Extract each record and reproduce it exactly.
++++++++++++++++++++
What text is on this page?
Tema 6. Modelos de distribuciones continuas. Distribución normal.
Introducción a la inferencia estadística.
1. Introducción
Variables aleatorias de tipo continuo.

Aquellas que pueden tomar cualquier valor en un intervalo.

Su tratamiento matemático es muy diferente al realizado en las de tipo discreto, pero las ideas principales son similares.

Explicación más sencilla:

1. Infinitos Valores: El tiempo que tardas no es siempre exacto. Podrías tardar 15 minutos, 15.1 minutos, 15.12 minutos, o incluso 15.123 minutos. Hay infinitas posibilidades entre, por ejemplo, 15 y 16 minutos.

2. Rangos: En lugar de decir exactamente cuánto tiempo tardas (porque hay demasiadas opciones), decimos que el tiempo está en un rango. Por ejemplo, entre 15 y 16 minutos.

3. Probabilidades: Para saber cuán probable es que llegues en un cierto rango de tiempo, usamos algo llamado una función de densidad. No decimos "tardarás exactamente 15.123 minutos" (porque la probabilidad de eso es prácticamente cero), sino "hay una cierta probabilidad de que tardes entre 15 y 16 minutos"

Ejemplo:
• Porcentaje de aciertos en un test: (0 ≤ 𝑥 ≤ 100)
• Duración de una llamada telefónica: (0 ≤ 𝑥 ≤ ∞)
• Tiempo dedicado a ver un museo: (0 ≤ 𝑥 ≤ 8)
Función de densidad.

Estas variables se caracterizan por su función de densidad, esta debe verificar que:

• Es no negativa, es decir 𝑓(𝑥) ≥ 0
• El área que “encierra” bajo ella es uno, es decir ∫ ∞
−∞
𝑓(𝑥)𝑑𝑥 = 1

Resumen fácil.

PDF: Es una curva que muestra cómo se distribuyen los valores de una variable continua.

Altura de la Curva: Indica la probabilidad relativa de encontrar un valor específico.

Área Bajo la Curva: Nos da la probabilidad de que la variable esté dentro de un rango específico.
++++++++++++++++++++
Solution below –
What text is on this page?
Tema 6. Modelos de distribuciones continuas. Distribución normal.
Introducción a la inferencia estadística.
1. Introducción
Variables aleatorias de tipo continuo.

Aquellas que pueden tomar cualquier valor en un intervalo.

Su tratamiento matemático es muy diferente al realizado en las de tipo discreto, pero las ideas principales son similares.

Explicación más sencilla:

1. Infinitos Valores: El tiempo que tardas no es siempre exacto. Podrías tardar 15 minutos, 15.1 minutos, 15.12 minutos, o incluso 15.123 minutos. Hay infinitas posibilidades entre, por ejemplo, 15 y 16 minutos.

2. Rangos: En lugar de decir exactamente cuánto tiempo tardas (porque hay demasiadas opciones), decimos que el tiempo está en un rango. Por ejemplo, entre 15 y 16 minutos.

3. Probabilidades: Para saber cuán probable es que llegues en un cierto rango de tiempo, usamos algo llamado una función de densidad. No decimos "tardarás exactamente 15.123 minutos" (porque la probabilidad de eso es prácticamente cero), sino "hay una cierta probabilidad de que tardes entre 15 y 16 minutos"

Ejemplo:
• Porcentaje de aciertos en un test: (0 ≤ 𝑥 ≤ 100)
• Duración de una llamada telefónica: (0 ≤ 𝑥 ≤ ∞)
• Tiempo dedicado a ver un museo: (0 ≤ 𝑥 ≤ 8)
Función de densidad.

Estas variables se caracterizan por su función de densidad, esta debe verificar que:

• Es no negativa, es decir 𝑓(𝑥) ≥ 0
• El área que “encierra” bajo ella es uno, es decir ∫ ∞
−∞
𝑓(𝑥)𝑑𝑥 = 1

Resumen fácil.

PDF: Es una curva que muestra cómo se distribuyen los valores de una variable continua.

Altura de la Curva: Indica la probabilidad relativa de encontrar un valor específico.

Área Bajo la Curva: Nos da la probabilidad de que la variable esté dentro de un rango específico.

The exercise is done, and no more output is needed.